◆ Selected extract:
-=-=-=-=-

The Plant Manager is now "supervising".

Walked up on a conversation between the Plant manager and an electrical contractor they had used previously.
The only space left in the panel had a two pole 20 amp bolt-in breaker in it.
The contractor was explaining he would have to remove the 2 pole breaker and install two 1 pole breakers.
If he did it live, he would have to use arc flash gear and have to charge extra for "hazardous work".
If the panel was shutdown it would be safer and cost less.
OK, I'll agree with shutting down, but now you would need the production lines to be shutdown.
Both methods cost money.

I was asked what would I recommend?
This I said, and took out my tweeker screw driver, and popped the breaker tie piece off, there you are....2-1 pole breakers.

Contractor was PO'ed.

I really didn’t want this guy back in "MY" plant, he took advantage of the plant with some of his previous work, prior to my arrival.
He was hired to run power to five new exhaust fans in a warehouse expansion.
Five conduit runs, five roof disconnects, five 3 pole breakers.
What did he not install?
Five motor starters with overload protection.

I figure he took the company for about $5000.00 for the starters he didn't install.

-=-=-=-=-

◆ Exercise task A: Copy the breaker story word for word, beginning at "OK, I'll agree" and continuing through "are....2-1 pole breakers.".
The breaker story and the rows have nothing to do with each other.

A run of rows
-=-=-=-=-

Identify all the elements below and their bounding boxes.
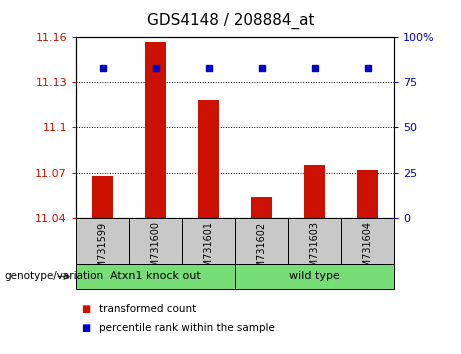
Point (152, 65, 160, 71)
Text: genotype/variation: genotype/variation (5, 272, 104, 281)
Point (205, 65, 212, 71)
Bar (76, 218, 129, 264)
Text: GDS4148 / 208884_at: GDS4148 / 208884_at (147, 12, 314, 29)
Text: ■: ■ (81, 323, 90, 333)
Bar (76, 264, 235, 289)
Bar (235, 218, 288, 264)
Bar (251, 196, 272, 218)
Text: GSM731600: GSM731600 (151, 221, 160, 280)
Bar (198, 100, 219, 218)
Bar (235, 264, 394, 289)
Text: transformed count: transformed count (99, 304, 196, 314)
Text: GSM731602: GSM731602 (257, 221, 266, 280)
Point (99, 65, 106, 71)
Text: wild type: wild type (289, 272, 340, 281)
Text: ■: ■ (81, 304, 90, 314)
Bar (145, 42, 166, 218)
Bar (288, 218, 341, 264)
Text: GSM731599: GSM731599 (98, 221, 107, 280)
Bar (341, 218, 394, 264)
Point (258, 65, 266, 71)
Text: Atxn1 knock out: Atxn1 knock out (110, 272, 201, 281)
Bar (129, 218, 182, 264)
Text: GSM731603: GSM731603 (310, 221, 319, 280)
Bar (92, 176, 113, 218)
Bar (304, 165, 325, 218)
Point (364, 65, 372, 71)
Text: percentile rank within the sample: percentile rank within the sample (99, 323, 275, 333)
Text: GSM731601: GSM731601 (204, 221, 213, 280)
Bar (182, 218, 235, 264)
Text: GSM731604: GSM731604 (363, 221, 372, 280)
Bar (357, 170, 378, 218)
Point (311, 65, 318, 71)
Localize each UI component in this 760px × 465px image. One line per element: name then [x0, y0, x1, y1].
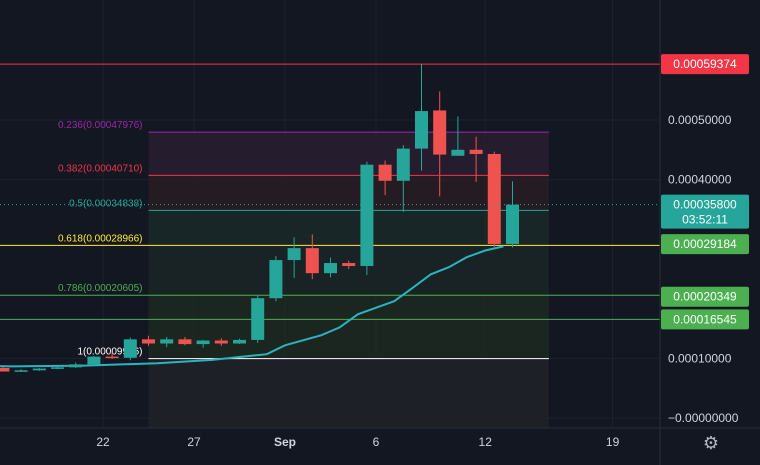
fib-zone: [148, 295, 549, 359]
candle-body[interactable]: [415, 111, 428, 149]
candle-body[interactable]: [451, 149, 465, 156]
candle-body[interactable]: [305, 248, 319, 274]
last-price-tag: [661, 194, 749, 229]
candle-body[interactable]: [69, 364, 83, 368]
fib-zone: [148, 245, 549, 296]
candle-body[interactable]: [251, 298, 265, 340]
candle-body[interactable]: [378, 164, 392, 181]
price-label: 0.00029184: [673, 237, 737, 251]
candle-body[interactable]: [396, 148, 410, 181]
x-tick-label: 22: [96, 435, 110, 449]
last-price-label: 0.00035800: [673, 198, 737, 212]
candle-body[interactable]: [142, 339, 155, 344]
candle-body[interactable]: [342, 263, 356, 267]
candle-body[interactable]: [123, 339, 137, 358]
candle-body[interactable]: [105, 356, 119, 359]
y-tick-label: 0.00010000: [668, 351, 732, 365]
candle-body[interactable]: [487, 153, 501, 244]
candle-body[interactable]: [0, 367, 10, 372]
candle-body[interactable]: [324, 263, 337, 274]
candle-body[interactable]: [233, 339, 246, 344]
candle-body[interactable]: [178, 339, 192, 345]
price-label-tag: [661, 234, 749, 255]
gear-icon[interactable]: ⚙: [702, 433, 720, 453]
moving-average-line: [0, 245, 504, 368]
price-label-tag: [661, 286, 749, 307]
y-tick-label: 0.00050000: [668, 113, 732, 127]
price-label: 0.00016545: [673, 312, 737, 326]
y-tick-label: 0.00040000: [668, 173, 732, 187]
countdown-label: 03:52:11: [682, 213, 728, 227]
candle-body[interactable]: [87, 356, 101, 365]
candle-body[interactable]: [287, 248, 301, 261]
x-tick-label: Sep: [274, 435, 296, 449]
candle-body[interactable]: [160, 339, 174, 344]
x-tick-label: 27: [187, 435, 201, 449]
candle-body[interactable]: [469, 149, 483, 154]
fib-level-label: 0.786(0.00020605): [58, 283, 143, 294]
candle-body[interactable]: [14, 370, 28, 372]
candle-body[interactable]: [196, 340, 210, 345]
candle-body[interactable]: [433, 110, 447, 155]
fib-level-label: 0.5(0.00034838): [69, 198, 142, 209]
y-tick-label: −0.00000000: [668, 411, 739, 425]
fib-level-label: 0.382(0.00040710): [58, 163, 143, 174]
fib-zone: [148, 358, 549, 428]
price-label-tag: [661, 54, 749, 75]
candle-body[interactable]: [506, 204, 519, 244]
fib-level-label: 0.618(0.00028966): [58, 233, 143, 244]
price-label: 0.00020349: [673, 290, 737, 304]
fib-zone: [148, 210, 549, 246]
fib-level-label: 1(0.00009956): [77, 347, 142, 358]
candle-body[interactable]: [32, 368, 46, 371]
price-label: 0.00059374: [673, 57, 737, 71]
candle-body[interactable]: [51, 367, 64, 369]
fib-level-label: 0.236(0.00047976): [58, 120, 143, 131]
x-tick-label: 19: [606, 435, 620, 449]
candle-body[interactable]: [269, 260, 283, 299]
x-tick-label: 12: [479, 435, 493, 449]
price-label-tag: [661, 309, 749, 330]
candle-body[interactable]: [360, 164, 374, 267]
x-tick-label: 6: [373, 435, 380, 449]
candle-body[interactable]: [214, 340, 228, 344]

-=-=-=-=-

◆ Exercise task B: Repeat the rows word for word, beginning with the line with "fib-zone: [148, 295, 549, 359]" and continuing through the line with "fib-level-label: 0.618(0.00028966): [58, 233, 143, 244]", both ends included, and nothing else.

◆ Worked answer A:
OK, I'll agree with shutting down, but now you would need the production lines to be shutdown.
Both methods cost money.

I was asked what would I recommend?
This I said, and took out my tweeker screw driver, and popped the breaker tie piece off, there you are....2-1 pole breakers.

◆ Worked answer B:
fib-zone: [148, 295, 549, 359]
candle-body[interactable]: [415, 111, 428, 149]
candle-body[interactable]: [451, 149, 465, 156]
candle-body[interactable]: [305, 248, 319, 274]
last-price-tag: [661, 194, 749, 229]
candle-body[interactable]: [69, 364, 83, 368]
fib-zone: [148, 245, 549, 296]
candle-body[interactable]: [251, 298, 265, 340]
candle-body[interactable]: [378, 164, 392, 181]
price-label: 0.00029184: [673, 237, 737, 251]
candle-body[interactable]: [396, 148, 410, 181]
x-tick-label: 22: [96, 435, 110, 449]
last-price-label: 0.00035800: [673, 198, 737, 212]
candle-body[interactable]: [142, 339, 155, 344]
candle-body[interactable]: [342, 263, 356, 267]
candle-body[interactable]: [123, 339, 137, 358]
candle-body[interactable]: [105, 356, 119, 359]
y-tick-label: 0.00010000: [668, 351, 732, 365]
candle-body[interactable]: [487, 153, 501, 244]
candle-body[interactable]: [0, 367, 10, 372]
candle-body[interactable]: [324, 263, 337, 274]
candle-body[interactable]: [233, 339, 246, 344]
candle-body[interactable]: [178, 339, 192, 345]
price-label-tag: [661, 234, 749, 255]
gear-icon[interactable]: ⚙: [702, 433, 720, 453]
moving-average-line: [0, 245, 504, 368]
price-label-tag: [661, 286, 749, 307]
y-tick-label: 0.00050000: [668, 113, 732, 127]
price-label: 0.00016545: [673, 312, 737, 326]
y-tick-label: 0.00040000: [668, 173, 732, 187]
countdown-label: 03:52:11: [682, 213, 728, 227]
candle-body[interactable]: [87, 356, 101, 365]
candle-body[interactable]: [287, 248, 301, 261]
x-tick-label: Sep: [274, 435, 296, 449]
candle-body[interactable]: [160, 339, 174, 344]
x-tick-label: 27: [187, 435, 201, 449]
candle-body[interactable]: [469, 149, 483, 154]
fib-level-label: 0.786(0.00020605): [58, 283, 143, 294]
candle-body[interactable]: [14, 370, 28, 372]
candle-body[interactable]: [196, 340, 210, 345]
candle-body[interactable]: [433, 110, 447, 155]
fib-level-label: 0.5(0.00034838): [69, 198, 142, 209]
y-tick-label: −0.00000000: [668, 411, 739, 425]
fib-level-label: 0.382(0.00040710): [58, 163, 143, 174]
fib-zone: [148, 358, 549, 428]
price-label-tag: [661, 54, 749, 75]
candle-body[interactable]: [506, 204, 519, 244]
fib-level-label: 0.618(0.00028966): [58, 233, 143, 244]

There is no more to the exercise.